Start of Data supplied

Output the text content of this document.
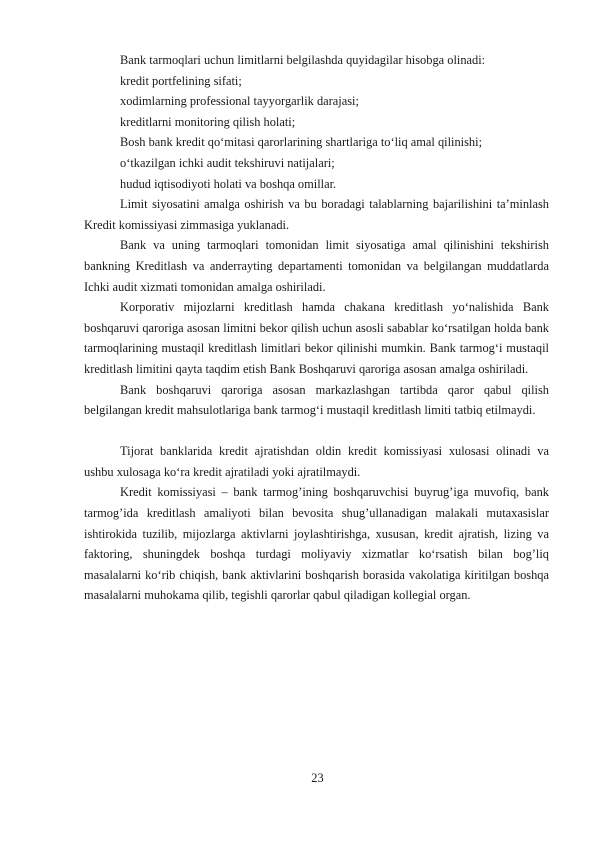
Bank tarmoqlari uchun limitlarni belgilashda quyidagilar hisobga olinadi:
kredit portfelining sifati;
xodimlarning professional tayyorgarlik darajasi;
kreditlarni monitoring qilish holati;
Bosh bank kredit qo‘mitasi qarorlarining shartlariga to‘liq amal qilinishi;
o‘tkazilgan ichki audit tekshiruvi natijalari;
hudud iqtisodiyoti holati va boshqa omillar.

Limit siyosatini amalga oshirish va bu boradagi talablarning bajarilishini ta’minlash Kredit komissiyasi zimmasiga yuklanadi.

Bank va uning tarmoqlari tomonidan limit siyosatiga amal qilinishini tekshirish bankning Kreditlash va anderrayting departamenti tomonidan va belgilangan muddatlarda Ichki audit xizmati tomonidan amalga oshiriladi.

Korporativ mijozlarni kreditlash hamda chakana kreditlash yo‘nalishida Bank boshqaruvi qaroriga asosan limitni bekor qilish uchun asosli sabablar ko‘rsatilgan holda bank tarmoqlarining mustaqil kreditlash limitlari bekor qilinishi mumkin. Bank tarmog‘i mustaqil kreditlash limitini qayta taqdim etish Bank Boshqaruvi qaroriga asosan amalga oshiriladi.

Bank boshqaruvi qaroriga asosan markazlashgan tartibda qaror qabul qilish belgilangan kredit mahsulotlariga bank tarmog‘i mustaqil kreditlash limiti tatbiq etilmaydi.

Tijorat banklarida kredit ajratishdan oldin kredit komissiyasi xulosasi olinadi va ushbu xulosaga ko‘ra kredit ajratiladi yoki ajratilmaydi.

Kredit komissiyasi – bank tarmog’ining boshqaruvchisi buyrug’iga muvofiq, bank tarmog’ida kreditlash amaliyoti bilan bevosita shug’ullanadigan malakali mutaxasislar ishtirokida tuzilib, mijozlarga aktivlarni joylashtirishga, xususan, kredit ajratish, lizing va faktoring, shuningdek boshqa turdagi moliyaviy xizmatlar ko‘rsatish bilan bog’liq masalalarni ko‘rib chiqish, bank aktivlarini boshqarish borasida vakolatiga kiritilgan boshqa masalalarni muhokama qilib, tegishli qarorlar qabul qiladigan kollegial organ.

23
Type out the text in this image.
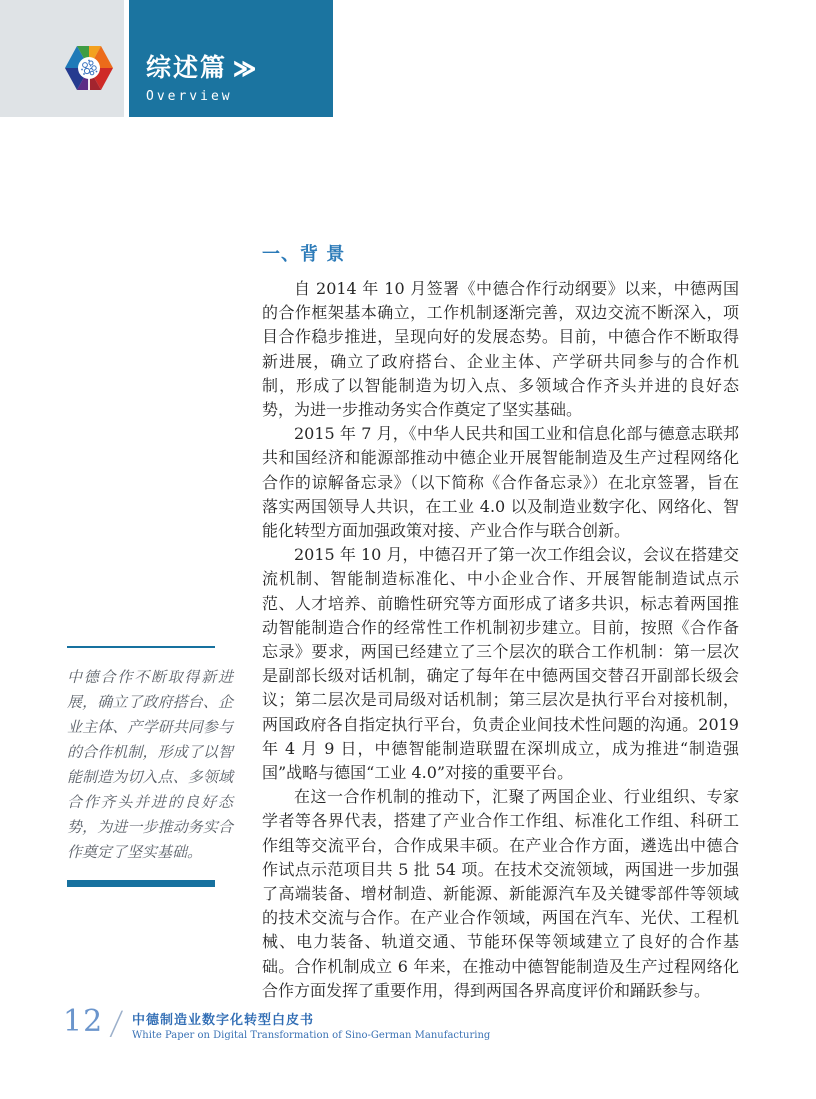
综述篇 ≫
Overview

中德合作不断取得新进展，确立了政府搭台、企业主体、产学研共同参与的合作机制，形成了以智能制造为切入点、多领域合作齐头并进的良好态势，为进一步推动务实合作奠定了坚实基础。

一、背 景

自 2014 年 10 月签署《中德合作行动纲要》以来，中德两国的合作框架基本确立，工作机制逐渐完善，双边交流不断深入，项目合作稳步推进，呈现向好的发展态势。目前，中德合作不断取得新进展，确立了政府搭台、企业主体、产学研共同参与的合作机制，形成了以智能制造为切入点、多领域合作齐头并进的良好态势，为进一步推动务实合作奠定了坚实基础。

2015 年 7 月，《中华人民共和国工业和信息化部与德意志联邦共和国经济和能源部推动中德企业开展智能制造及生产过程网络化合作的谅解备忘录》（以下简称《合作备忘录》）在北京签署，旨在落实两国领导人共识，在工业 4.0 以及制造业数字化、网络化、智能化转型方面加强政策对接、产业合作与联合创新。

2015 年 10 月，中德召开了第一次工作组会议，会议在搭建交流机制、智能制造标准化、中小企业合作、开展智能制造试点示范、人才培养、前瞻性研究等方面形成了诸多共识，标志着两国推动智能制造合作的经常性工作机制初步建立。目前，按照《合作备忘录》要求，两国已经建立了三个层次的联合工作机制：第一层次是副部长级对话机制，确定了每年在中德两国交替召开副部长级会议；第二层次是司局级对话机制；第三层次是执行平台对接机制，两国政府各自指定执行平台，负责企业间技术性问题的沟通。2019 年 4 月 9 日，中德智能制造联盟在深圳成立，成为推进“制造强国”战略与德国“工业 4.0”对接的重要平台。

在这一合作机制的推动下，汇聚了两国企业、行业组织、专家学者等各界代表，搭建了产业合作工作组、标准化工作组、科研工作组等交流平台，合作成果丰硕。在产业合作方面，遴选出中德合作试点示范项目共 5 批 54 项。在技术交流领域，两国进一步加强了高端装备、增材制造、新能源、新能源汽车及关键零部件等领域的技术交流与合作。在产业合作领域，两国在汽车、光伏、工程机械、电力装备、轨道交通、节能环保等领域建立了良好的合作基础。合作机制成立 6 年来，在推动中德智能制造及生产过程网络化合作方面发挥了重要作用，得到两国各界高度评价和踊跃参与。

12 / 中德制造业数字化转型白皮书
White Paper on Digital Transformation of Sino-German Manufacturing
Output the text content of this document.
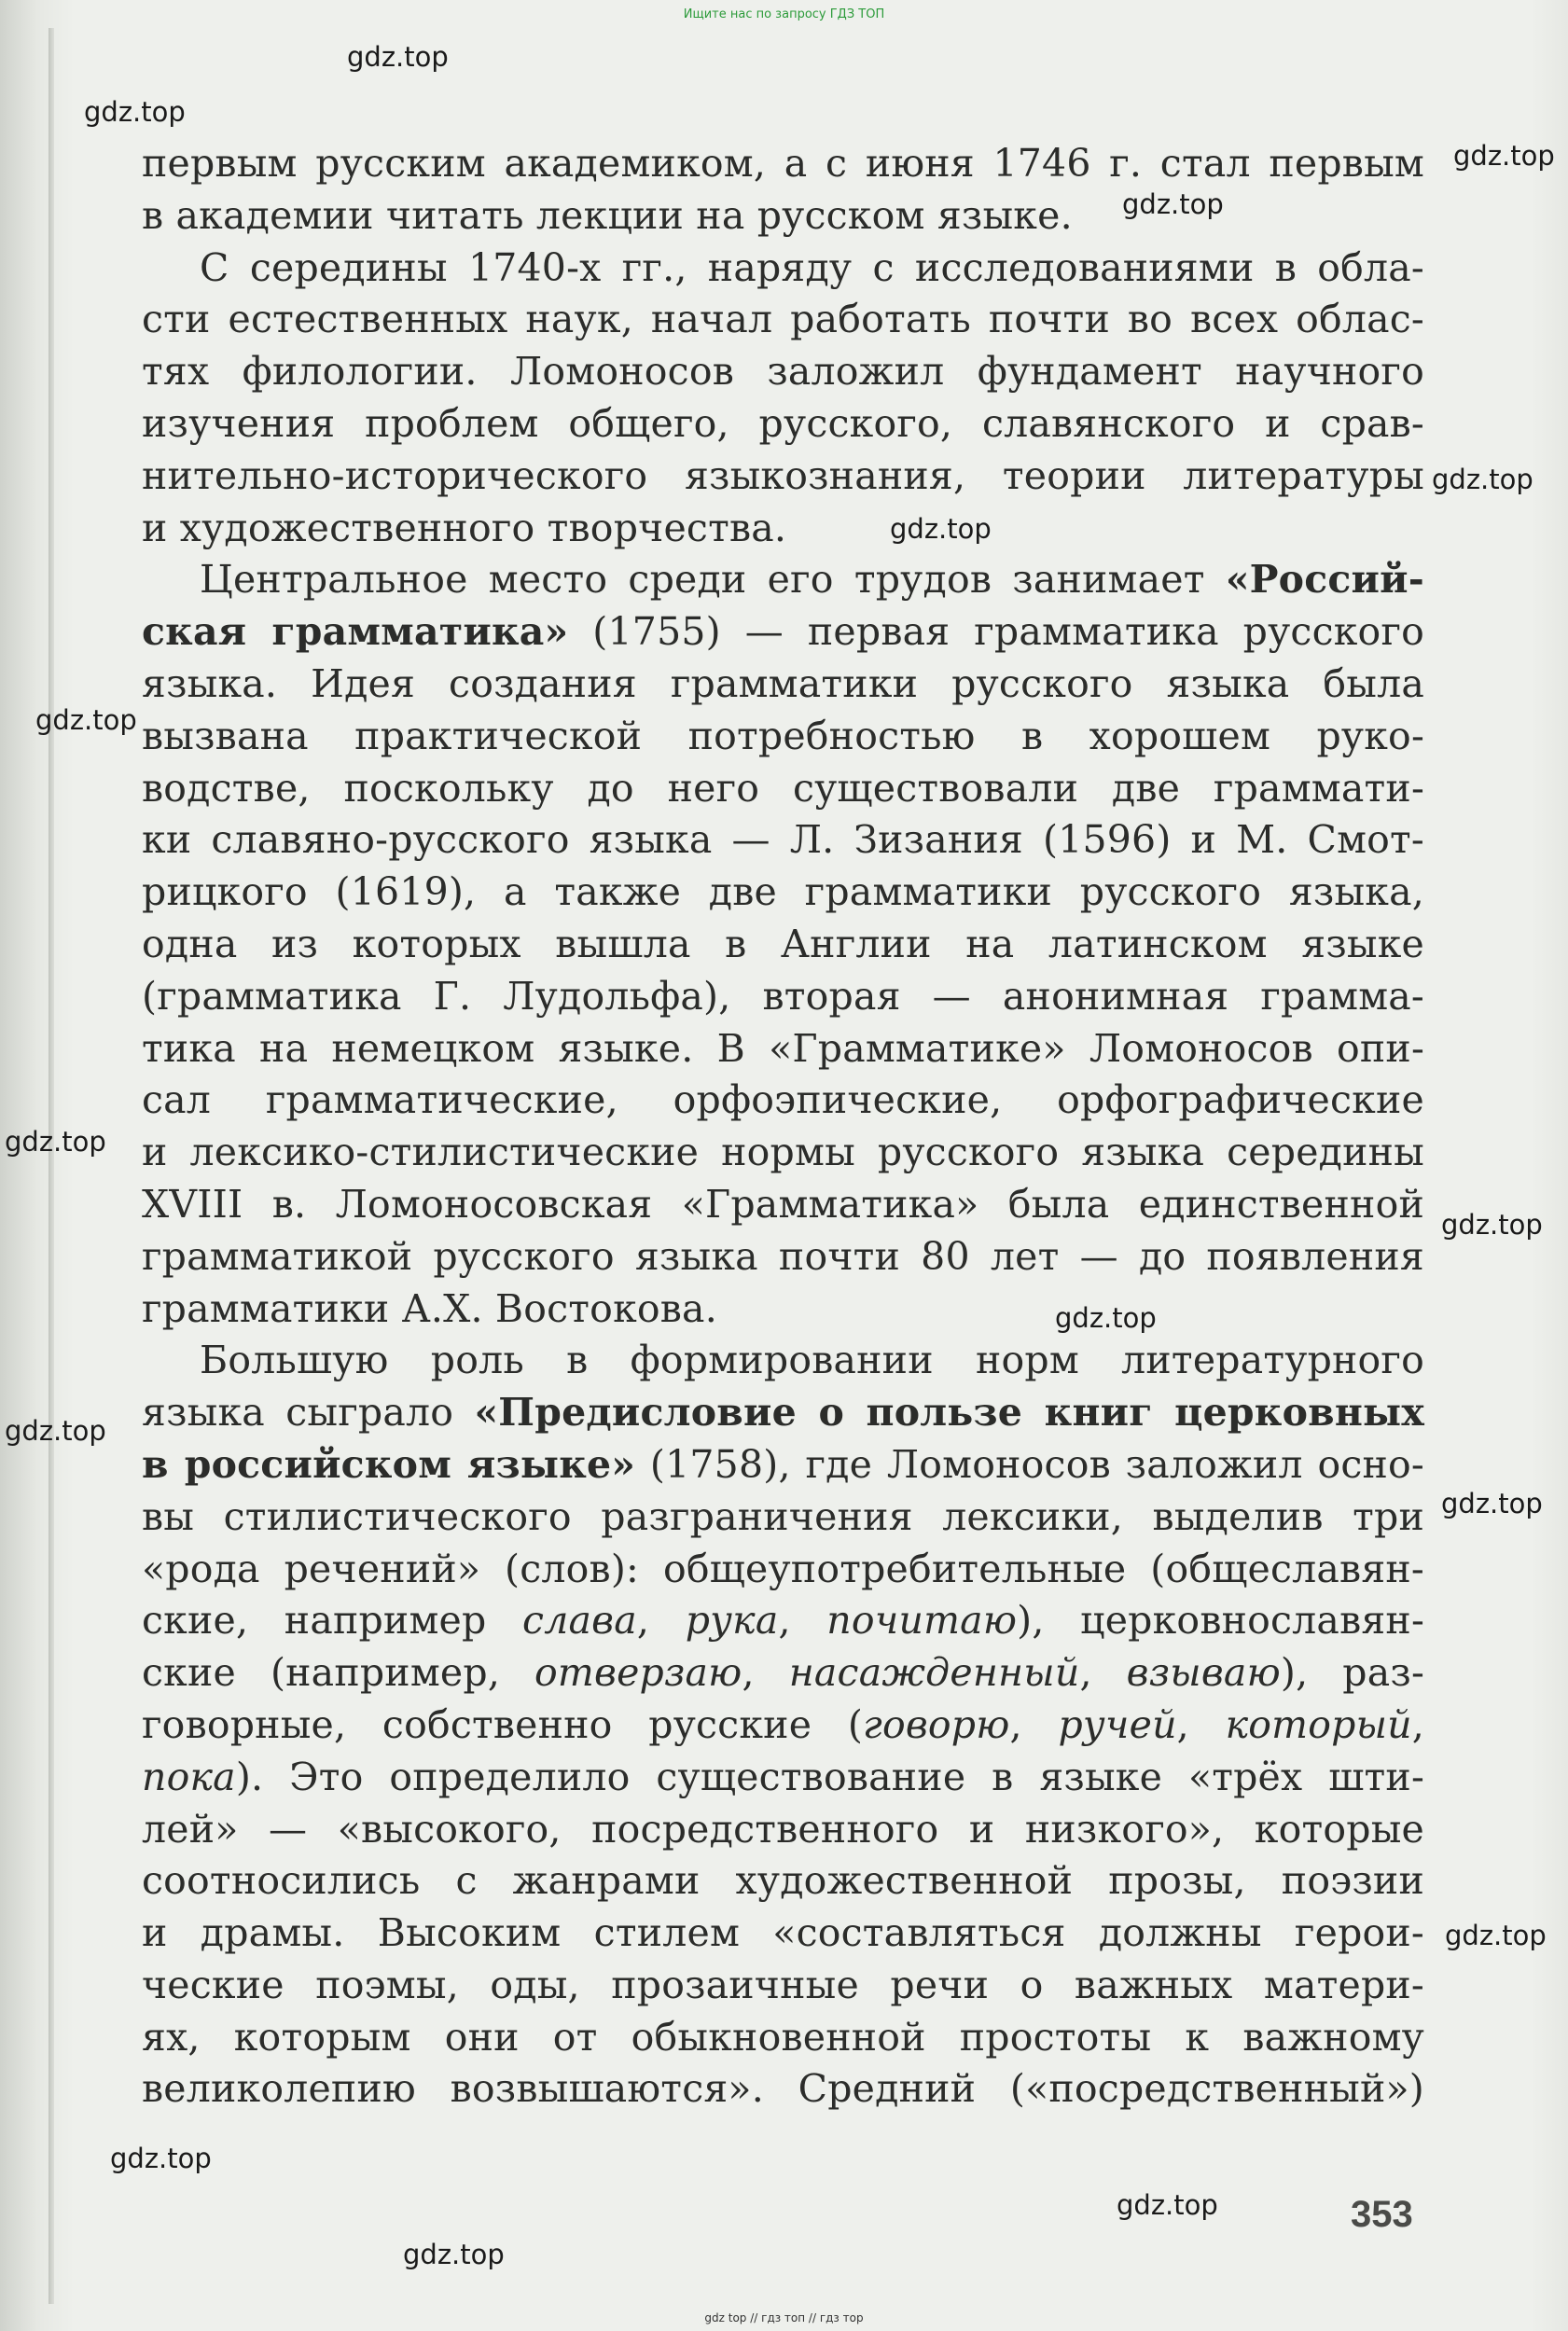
Ищите нас по запросу ГДЗ ТОП
первым русским академиком, а с июня 1746 г. стал первым
в академии читать лекции на русском языке.
С середины 1740-х гг., наряду с исследованиями в обла-
сти естественных наук, начал работать почти во всех облас-
тях филологии. Ломоносов заложил фундамент научного
изучения проблем общего, русского, славянского и срав-
нительно-исторического языкознания, теории литературы
и художественного творчества.
Центральное место среди его трудов занимает «Россий-
ская грамматика» (1755) — первая грамматика русского
языка. Идея создания грамматики русского языка была
вызвана практической потребностью в хорошем руко-
водстве, поскольку до него существовали две граммати-
ки славяно-русского языка — Л. Зизания (1596) и М. Смот-
рицкого (1619), а также две грамматики русского языка,
одна из которых вышла в Англии на латинском языке
(грамматика Г. Лудольфа), вторая — анонимная грамма-
тика на немецком языке. В «Грамматике» Ломоносов опи-
сал грамматические, орфоэпические, орфографические
и лексико-стилистические нормы русского языка середины
XVIII в. Ломоносовская «Грамматика» была единственной
грамматикой русского языка почти 80 лет — до появления
грамматики А.Х. Востокова.
Большую роль в формировании норм литературного
языка сыграло «Предисловие о пользе книг церковных
в российском языке» (1758), где Ломоносов заложил осно-
вы стилистического разграничения лексики, выделив три
«рода речений» (слов): общеупотребительные (общеславян-
ские, например слава, рука, почитаю), церковнославян-
ские (например, отверзаю, насажденный, взываю), раз-
говорные, собственно русские (говорю, ручей, который,
пока). Это определило существование в языке «трёх шти-
лей» — «высокого, посредственного и низкого», которые
соотносились с жанрами художественной прозы, поэзии
и драмы. Высоким стилем «составляться должны герои-
ческие поэмы, оды, прозаичные речи о важных матери-
ях, которым они от обыкновенной простоты к важному
великолепию возвышаются». Средний («посредственный»)
gdz.top
gdz.top
gdz.top
gdz.top
gdz.top
gdz.top
gdz.top
gdz.top
gdz.top
gdz.top
gdz.top
gdz.top
gdz.top
gdz.top
gdz.top
gdz.top
353
gdz top // гдз топ // гдз тор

End of Data supplied

Stated task – Among the records above, find each line holding the string "中德合作不断取得新进展" and pull it out.

Written response –
中德合作不断取得新进展，确立了政府搭台、企业主体、产学研共同参与的合作机制，形成了以智能制造为切入点、多领域合作齐头并进的良好态势，为进一步推动务实合作奠定了坚实基础。
自 2014 年 10 月签署《中德合作行动纲要》以来，中德两国的合作框架基本确立，工作机制逐渐完善，双边交流不断深入，项目合作稳步推进，呈现向好的发展态势。目前，中德合作不断取得新进展，确立了政府搭台、企业主体、产学研共同参与的合作机制，形成了以智能制造为切入点、多领域合作齐头并进的良好态势，为进一步推动务实合作奠定了坚实基础。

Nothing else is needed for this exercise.